### Excerpted text

Our best hope at the moment is that, having gone through another season’s worth of public hearings, commission members will finally put their collective imprint on agreed-upon districts that are compact and uniform in population and that cut through towns, villages, counties and school districts as little as possible. Both sides showed effort in recent weeks to fulfill that mission.

The law calls for the commission to submit its plan to the Legislature "on or before" Jan. 1 — or at least "no later than Jan. 15." Vice Chairman Jack Martins from Nassau County rightly noted last month that the panel had best meet the earlier, New Year's deadline.

While the Democratic-dominated legislature in Albany has the power to edit and thus undermine the commission's work, the panel should still negotiate honest and impartial lines. Punting again would mean the commission lets legislators off the hook, free as ever to draw maps that best serve themselves. If those maps end up redrawn under court supervision — as happened before — an impartial commission version should at least form a baseline to guide the final product.

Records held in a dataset

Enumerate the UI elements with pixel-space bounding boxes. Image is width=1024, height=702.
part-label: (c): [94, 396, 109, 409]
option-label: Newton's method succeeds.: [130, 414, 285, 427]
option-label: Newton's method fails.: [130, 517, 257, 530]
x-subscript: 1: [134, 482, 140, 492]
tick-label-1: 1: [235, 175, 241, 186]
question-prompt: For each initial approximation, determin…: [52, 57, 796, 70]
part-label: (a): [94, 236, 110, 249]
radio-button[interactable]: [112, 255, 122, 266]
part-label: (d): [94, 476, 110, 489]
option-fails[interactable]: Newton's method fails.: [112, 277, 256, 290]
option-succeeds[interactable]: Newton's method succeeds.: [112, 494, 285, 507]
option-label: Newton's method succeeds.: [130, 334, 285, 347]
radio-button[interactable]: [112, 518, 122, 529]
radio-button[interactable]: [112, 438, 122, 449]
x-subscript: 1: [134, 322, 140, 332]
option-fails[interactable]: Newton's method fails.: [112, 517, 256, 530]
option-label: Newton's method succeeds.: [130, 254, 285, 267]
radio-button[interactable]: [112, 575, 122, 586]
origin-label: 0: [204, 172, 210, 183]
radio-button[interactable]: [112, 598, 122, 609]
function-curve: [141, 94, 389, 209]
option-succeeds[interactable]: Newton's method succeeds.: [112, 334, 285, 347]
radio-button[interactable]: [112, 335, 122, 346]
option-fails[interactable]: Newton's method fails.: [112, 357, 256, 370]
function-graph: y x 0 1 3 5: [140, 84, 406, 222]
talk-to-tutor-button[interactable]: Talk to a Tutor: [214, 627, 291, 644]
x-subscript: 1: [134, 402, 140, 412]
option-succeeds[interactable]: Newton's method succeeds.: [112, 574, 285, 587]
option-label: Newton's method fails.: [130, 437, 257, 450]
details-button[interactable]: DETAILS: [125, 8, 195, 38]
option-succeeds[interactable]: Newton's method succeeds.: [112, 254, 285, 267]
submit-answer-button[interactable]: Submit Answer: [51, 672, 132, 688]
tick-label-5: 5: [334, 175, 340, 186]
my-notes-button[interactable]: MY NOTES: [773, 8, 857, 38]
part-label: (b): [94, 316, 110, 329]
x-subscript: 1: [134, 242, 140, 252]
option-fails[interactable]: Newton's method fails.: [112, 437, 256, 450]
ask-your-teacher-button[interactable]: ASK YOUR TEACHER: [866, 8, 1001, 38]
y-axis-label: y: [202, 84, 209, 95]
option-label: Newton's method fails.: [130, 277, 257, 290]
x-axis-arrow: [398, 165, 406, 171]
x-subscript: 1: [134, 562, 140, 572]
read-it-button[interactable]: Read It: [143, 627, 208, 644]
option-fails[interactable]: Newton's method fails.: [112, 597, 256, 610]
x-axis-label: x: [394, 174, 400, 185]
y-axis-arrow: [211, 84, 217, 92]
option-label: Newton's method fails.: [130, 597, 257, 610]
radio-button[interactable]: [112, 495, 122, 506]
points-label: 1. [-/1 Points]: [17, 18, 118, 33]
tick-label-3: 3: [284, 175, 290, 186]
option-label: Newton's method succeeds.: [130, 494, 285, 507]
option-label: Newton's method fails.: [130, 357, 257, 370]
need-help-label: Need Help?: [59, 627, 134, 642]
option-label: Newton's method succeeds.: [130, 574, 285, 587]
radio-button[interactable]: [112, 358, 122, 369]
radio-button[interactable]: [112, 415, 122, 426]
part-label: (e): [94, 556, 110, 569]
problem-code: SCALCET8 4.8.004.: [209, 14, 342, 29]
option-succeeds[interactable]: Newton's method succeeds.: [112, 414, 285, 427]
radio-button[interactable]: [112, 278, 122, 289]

### What the task requires
Please condense the paragraph of the redistricting excerpt that begins "While the Democratic-dominated legislature" into a shorter version that keeps its main points.

### Result of the task
Although Albany's Democratic-dominated legislature can edit and undermine the commission's work, the panel should still negotiate honest, impartial lines. Punting again would let legislators draw self-serving maps. If the maps are again redrawn under court supervision, an impartial commission version should at least serve as a baseline for the final product.